Given instruction: Exactly reproduce the lines from the line containing "What data populates" to the end of the data below, inclusive, and nothing else.

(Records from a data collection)
'''

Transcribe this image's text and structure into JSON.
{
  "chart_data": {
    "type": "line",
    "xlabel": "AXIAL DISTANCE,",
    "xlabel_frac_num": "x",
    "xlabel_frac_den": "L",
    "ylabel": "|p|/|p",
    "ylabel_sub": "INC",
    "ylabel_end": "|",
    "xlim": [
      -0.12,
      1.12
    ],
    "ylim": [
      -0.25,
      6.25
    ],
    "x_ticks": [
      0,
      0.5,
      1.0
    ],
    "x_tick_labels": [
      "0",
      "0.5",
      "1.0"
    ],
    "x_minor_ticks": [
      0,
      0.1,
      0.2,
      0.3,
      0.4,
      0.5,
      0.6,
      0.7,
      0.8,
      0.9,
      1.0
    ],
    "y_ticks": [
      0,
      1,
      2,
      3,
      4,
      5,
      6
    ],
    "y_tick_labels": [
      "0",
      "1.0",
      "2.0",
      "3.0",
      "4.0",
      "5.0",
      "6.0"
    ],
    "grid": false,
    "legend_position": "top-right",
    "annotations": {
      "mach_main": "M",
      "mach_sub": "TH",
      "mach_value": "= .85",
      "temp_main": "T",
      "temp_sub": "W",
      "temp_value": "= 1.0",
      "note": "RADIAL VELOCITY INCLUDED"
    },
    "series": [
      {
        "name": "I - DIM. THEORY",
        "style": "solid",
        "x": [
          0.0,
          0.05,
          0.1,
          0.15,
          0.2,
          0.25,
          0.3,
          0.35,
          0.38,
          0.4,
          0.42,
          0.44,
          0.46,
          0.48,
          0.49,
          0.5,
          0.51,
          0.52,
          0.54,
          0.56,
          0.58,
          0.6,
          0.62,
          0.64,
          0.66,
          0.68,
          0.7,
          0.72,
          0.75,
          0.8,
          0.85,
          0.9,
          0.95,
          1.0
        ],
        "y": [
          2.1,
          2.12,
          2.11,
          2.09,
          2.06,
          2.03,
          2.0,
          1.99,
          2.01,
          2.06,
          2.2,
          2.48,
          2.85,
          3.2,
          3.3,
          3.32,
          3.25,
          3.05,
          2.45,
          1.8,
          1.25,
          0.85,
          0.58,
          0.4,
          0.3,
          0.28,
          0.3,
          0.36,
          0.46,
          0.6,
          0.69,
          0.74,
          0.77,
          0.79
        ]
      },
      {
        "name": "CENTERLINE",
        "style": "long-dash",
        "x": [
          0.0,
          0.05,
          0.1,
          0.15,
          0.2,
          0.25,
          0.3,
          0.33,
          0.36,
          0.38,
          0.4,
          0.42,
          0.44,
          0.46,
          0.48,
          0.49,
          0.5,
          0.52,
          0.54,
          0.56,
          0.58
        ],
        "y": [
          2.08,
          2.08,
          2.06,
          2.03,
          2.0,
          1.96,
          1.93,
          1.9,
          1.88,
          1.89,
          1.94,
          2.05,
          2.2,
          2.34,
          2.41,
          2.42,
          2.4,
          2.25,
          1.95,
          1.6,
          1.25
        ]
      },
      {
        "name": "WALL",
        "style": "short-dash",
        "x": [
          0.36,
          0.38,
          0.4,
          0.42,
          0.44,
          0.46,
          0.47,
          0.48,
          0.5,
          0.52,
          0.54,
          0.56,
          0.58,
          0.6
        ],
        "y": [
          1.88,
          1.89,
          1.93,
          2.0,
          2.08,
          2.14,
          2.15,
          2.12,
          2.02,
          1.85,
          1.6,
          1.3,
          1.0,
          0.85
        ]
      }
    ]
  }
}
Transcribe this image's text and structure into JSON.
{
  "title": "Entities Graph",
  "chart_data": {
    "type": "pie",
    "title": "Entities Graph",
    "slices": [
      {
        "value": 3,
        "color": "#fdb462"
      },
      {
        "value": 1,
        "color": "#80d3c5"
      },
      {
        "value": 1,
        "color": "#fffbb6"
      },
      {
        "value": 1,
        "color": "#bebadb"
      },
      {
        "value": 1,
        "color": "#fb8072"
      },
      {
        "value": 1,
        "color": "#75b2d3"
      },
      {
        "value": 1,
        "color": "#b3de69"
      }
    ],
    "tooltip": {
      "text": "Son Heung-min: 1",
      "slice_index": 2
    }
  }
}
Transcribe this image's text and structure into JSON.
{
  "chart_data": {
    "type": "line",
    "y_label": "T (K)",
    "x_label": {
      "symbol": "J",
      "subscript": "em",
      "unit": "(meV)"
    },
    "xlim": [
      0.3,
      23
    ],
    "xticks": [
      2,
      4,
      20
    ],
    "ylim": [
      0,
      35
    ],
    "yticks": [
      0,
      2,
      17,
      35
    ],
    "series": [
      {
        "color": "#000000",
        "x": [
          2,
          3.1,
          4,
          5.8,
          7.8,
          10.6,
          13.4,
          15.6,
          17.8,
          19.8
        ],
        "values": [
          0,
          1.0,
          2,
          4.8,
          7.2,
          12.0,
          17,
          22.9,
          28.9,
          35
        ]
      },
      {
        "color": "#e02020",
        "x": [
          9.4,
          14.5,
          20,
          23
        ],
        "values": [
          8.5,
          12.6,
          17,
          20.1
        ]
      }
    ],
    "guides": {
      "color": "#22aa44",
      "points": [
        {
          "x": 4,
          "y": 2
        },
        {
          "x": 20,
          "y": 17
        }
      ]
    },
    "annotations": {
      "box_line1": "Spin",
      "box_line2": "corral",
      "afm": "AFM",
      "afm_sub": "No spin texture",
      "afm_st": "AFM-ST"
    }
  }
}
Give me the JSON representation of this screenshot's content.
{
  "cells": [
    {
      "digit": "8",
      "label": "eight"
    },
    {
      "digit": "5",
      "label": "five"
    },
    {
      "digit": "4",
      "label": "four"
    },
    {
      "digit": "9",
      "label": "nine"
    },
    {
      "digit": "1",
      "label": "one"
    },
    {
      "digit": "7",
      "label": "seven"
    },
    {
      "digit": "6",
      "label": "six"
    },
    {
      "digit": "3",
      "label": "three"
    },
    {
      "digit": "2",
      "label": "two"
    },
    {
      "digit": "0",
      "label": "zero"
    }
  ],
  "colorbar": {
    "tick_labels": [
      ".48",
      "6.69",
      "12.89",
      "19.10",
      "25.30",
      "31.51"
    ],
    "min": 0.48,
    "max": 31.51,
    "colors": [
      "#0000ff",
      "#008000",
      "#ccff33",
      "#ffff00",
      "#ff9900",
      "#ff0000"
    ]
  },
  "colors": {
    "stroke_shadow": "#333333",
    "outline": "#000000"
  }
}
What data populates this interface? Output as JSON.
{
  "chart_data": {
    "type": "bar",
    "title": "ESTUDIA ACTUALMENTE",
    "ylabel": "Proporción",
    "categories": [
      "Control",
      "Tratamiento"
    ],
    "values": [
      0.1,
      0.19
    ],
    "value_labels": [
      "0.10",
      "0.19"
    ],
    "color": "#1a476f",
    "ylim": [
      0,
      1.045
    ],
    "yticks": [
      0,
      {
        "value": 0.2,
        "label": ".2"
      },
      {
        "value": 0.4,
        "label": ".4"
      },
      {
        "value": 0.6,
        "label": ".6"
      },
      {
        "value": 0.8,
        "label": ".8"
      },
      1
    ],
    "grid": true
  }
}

'''

Response below:
What data populates this interface? Output as JSON.
{
  "chart_data": {
    "type": "bar",
    "title": "ESTUDIA ACTUALMENTE",
    "ylabel": "Proporción",
    "categories": [
      "Control",
      "Tratamiento"
    ],
    "values": [
      0.1,
      0.19
    ],
    "value_labels": [
      "0.10",
      "0.19"
    ],
    "color": "#1a476f",
    "ylim": [
      0,
      1.045
    ],
    "yticks": [
      0,
      {
        "value": 0.2,
        "label": ".2"
      },
      {
        "value": 0.4,
        "label": ".4"
      },
      {
        "value": 0.6,
        "label": ".6"
      },
      {
        "value": 0.8,
        "label": ".8"
      },
      1
    ],
    "grid": true
  }
}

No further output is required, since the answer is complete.